Extracts from a graphics dataset:
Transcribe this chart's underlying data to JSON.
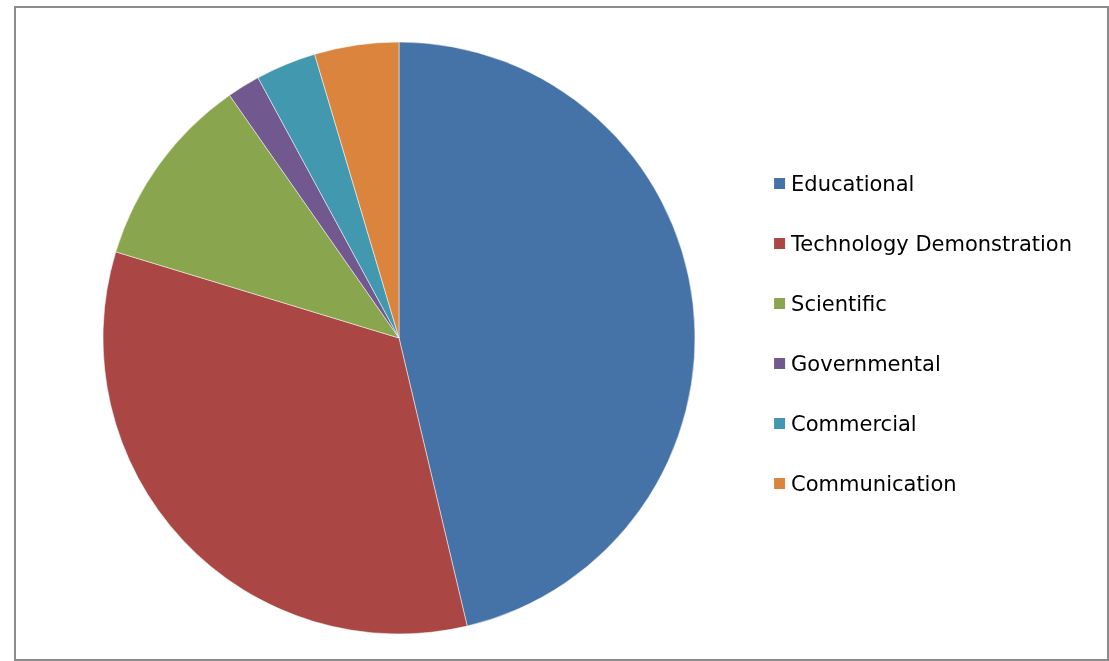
{
  "chart_data": {
    "type": "pie",
    "categories": [
      "Educational",
      "Technology Demonstration",
      "Scientific",
      "Governmental",
      "Commercial",
      "Communication"
    ],
    "values": [
      46.3,
      33.4,
      10.6,
      1.8,
      3.3,
      4.6
    ],
    "colors": [
      "#4572a7",
      "#aa4643",
      "#89a54e",
      "#71588f",
      "#4198af",
      "#db843d"
    ],
    "legend": "right"
  }
}
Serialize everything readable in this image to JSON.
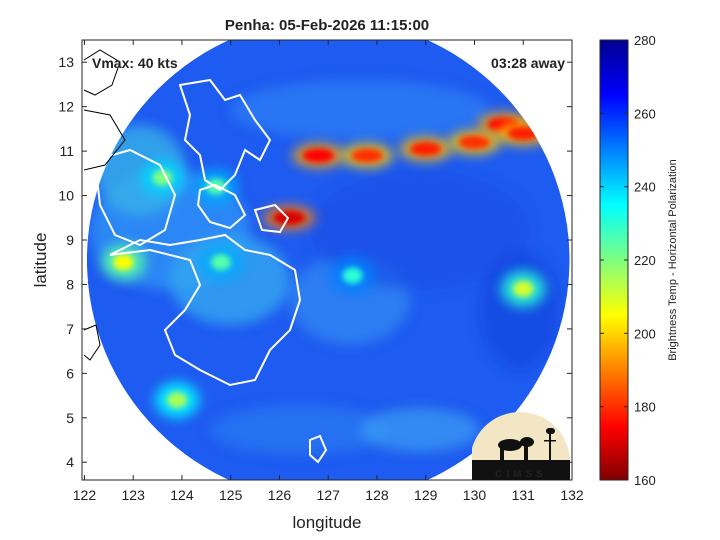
{
  "chart_data": {
    "type": "heatmap",
    "title": "Penha: 05-Feb-2026 11:15:00",
    "xlabel": "longitude",
    "ylabel": "latitude",
    "xlim": [
      121.95,
      132.0
    ],
    "ylim": [
      3.6,
      13.5
    ],
    "xticks": [
      122,
      123,
      124,
      125,
      126,
      127,
      128,
      129,
      130,
      131,
      132
    ],
    "yticks": [
      4,
      5,
      6,
      7,
      8,
      9,
      10,
      11,
      12,
      13
    ],
    "annotations": {
      "top_left": "Vmax: 40 kts",
      "top_right": "03:28 away"
    },
    "colorbar": {
      "label": "Brightness Temp - Horizontal Polarization",
      "range": [
        160,
        280
      ],
      "ticks": [
        160,
        180,
        200,
        220,
        240,
        260,
        280
      ]
    },
    "swath": {
      "center": [
        127.0,
        8.55
      ],
      "radius_deg": 4.95
    },
    "features": [
      {
        "lon": 126.8,
        "lat": 10.9,
        "value": 175
      },
      {
        "lon": 127.8,
        "lat": 10.9,
        "value": 180
      },
      {
        "lon": 129.0,
        "lat": 11.05,
        "value": 178
      },
      {
        "lon": 130.0,
        "lat": 11.2,
        "value": 180
      },
      {
        "lon": 130.6,
        "lat": 11.6,
        "value": 175
      },
      {
        "lon": 131.0,
        "lat": 11.4,
        "value": 178
      },
      {
        "lon": 126.2,
        "lat": 9.5,
        "value": 170
      },
      {
        "lon": 123.6,
        "lat": 10.4,
        "value": 220
      },
      {
        "lon": 124.7,
        "lat": 10.2,
        "value": 225
      },
      {
        "lon": 122.8,
        "lat": 8.5,
        "value": 205
      },
      {
        "lon": 124.8,
        "lat": 8.5,
        "value": 225
      },
      {
        "lon": 131.0,
        "lat": 7.9,
        "value": 210
      },
      {
        "lon": 123.9,
        "lat": 5.4,
        "value": 215
      },
      {
        "lon": 127.5,
        "lat": 8.2,
        "value": 230
      }
    ],
    "grid": false,
    "logo": "CIMSS"
  }
}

STATED EXERCISE. Copy out the records above in full, exactly as written, but not the pictures.

RESULT OF THIS TASK.
Transcribe this chart's underlying data to JSON.
{
  "chart_data": {
    "type": "pie",
    "categories": [
      "Educational",
      "Technology Demonstration",
      "Scientific",
      "Governmental",
      "Commercial",
      "Communication"
    ],
    "values": [
      46.3,
      33.4,
      10.6,
      1.8,
      3.3,
      4.6
    ],
    "colors": [
      "#4572a7",
      "#aa4643",
      "#89a54e",
      "#71588f",
      "#4198af",
      "#db843d"
    ],
    "legend": "right"
  }
}
Serialize everything readable in this image to JSON.
{
  "chart_data": {
    "type": "heatmap",
    "title": "Penha: 05-Feb-2026 11:15:00",
    "xlabel": "longitude",
    "ylabel": "latitude",
    "xlim": [
      121.95,
      132.0
    ],
    "ylim": [
      3.6,
      13.5
    ],
    "xticks": [
      122,
      123,
      124,
      125,
      126,
      127,
      128,
      129,
      130,
      131,
      132
    ],
    "yticks": [
      4,
      5,
      6,
      7,
      8,
      9,
      10,
      11,
      12,
      13
    ],
    "annotations": {
      "top_left": "Vmax: 40 kts",
      "top_right": "03:28 away"
    },
    "colorbar": {
      "label": "Brightness Temp - Horizontal Polarization",
      "range": [
        160,
        280
      ],
      "ticks": [
        160,
        180,
        200,
        220,
        240,
        260,
        280
      ]
    },
    "swath": {
      "center": [
        127.0,
        8.55
      ],
      "radius_deg": 4.95
    },
    "features": [
      {
        "lon": 126.8,
        "lat": 10.9,
        "value": 175
      },
      {
        "lon": 127.8,
        "lat": 10.9,
        "value": 180
      },
      {
        "lon": 129.0,
        "lat": 11.05,
        "value": 178
      },
      {
        "lon": 130.0,
        "lat": 11.2,
        "value": 180
      },
      {
        "lon": 130.6,
        "lat": 11.6,
        "value": 175
      },
      {
        "lon": 131.0,
        "lat": 11.4,
        "value": 178
      },
      {
        "lon": 126.2,
        "lat": 9.5,
        "value": 170
      },
      {
        "lon": 123.6,
        "lat": 10.4,
        "value": 220
      },
      {
        "lon": 124.7,
        "lat": 10.2,
        "value": 225
      },
      {
        "lon": 122.8,
        "lat": 8.5,
        "value": 205
      },
      {
        "lon": 124.8,
        "lat": 8.5,
        "value": 225
      },
      {
        "lon": 131.0,
        "lat": 7.9,
        "value": 210
      },
      {
        "lon": 123.9,
        "lat": 5.4,
        "value": 215
      },
      {
        "lon": 127.5,
        "lat": 8.2,
        "value": 230
      }
    ],
    "grid": false,
    "logo": "CIMSS"
  }
}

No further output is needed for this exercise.